* Exercise task
In the passage on transcoding, which book does Lev Manovich list transcoding in as a founding principle of new media?

In his influential The Language of New Media, Lev Manovich prominently
listed *transcoding* among the founding principles of new media.[1]
Discussing the digital practices and operations arising to merit the
debated shift into *new,* he singled out the ability of numerically
encoded media objects to translate or transform themselves, with
unprecedented ease, according to hitherto unfamiliar, boundless properties
and coordinates. Although the transcoding concept has received its due
share of attention since the book's publication last year, frequently
being quoted as the prime example of *old* cataclysms, the associated
grammar of principles has largely ignored many common, more pragmatic uses
and applications of the term. At its computing root, transcoding obviously
regulates and facilitates the play of presence and absence through math
and logic, thereby effectively making its operations _active_ across a
vast field, ranging from the foundations of western metaphysics to the
latest electronic switches. So considered broadly along with its profound
dispersal, which always returns to the consolidating principles deployed,
the impending gravity of computer transcoding is hence, and not only
epistemologically speaking, immense. To avoid the neighboring rhetorical
black hole of sweeping generalizations compiled in rounded nutshells, this
brief essay will attempt to theorize aspects of this pervasive impact
through specific and prominent trends in contemporary net.art.

* Source excerpt
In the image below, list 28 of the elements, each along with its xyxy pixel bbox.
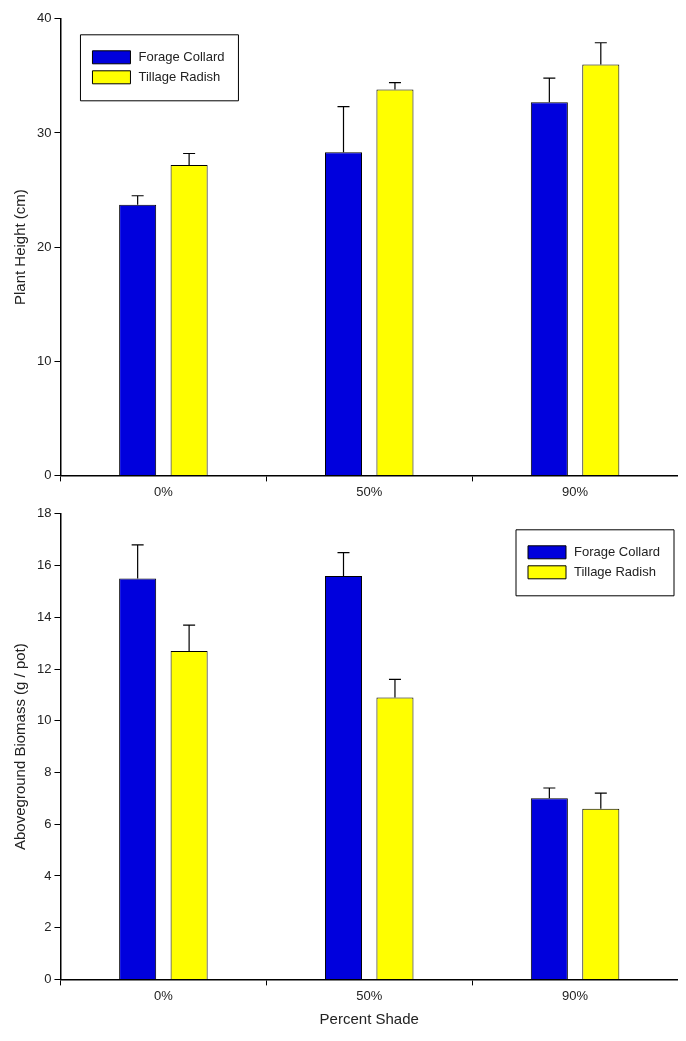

* Written reply
The Language of New Media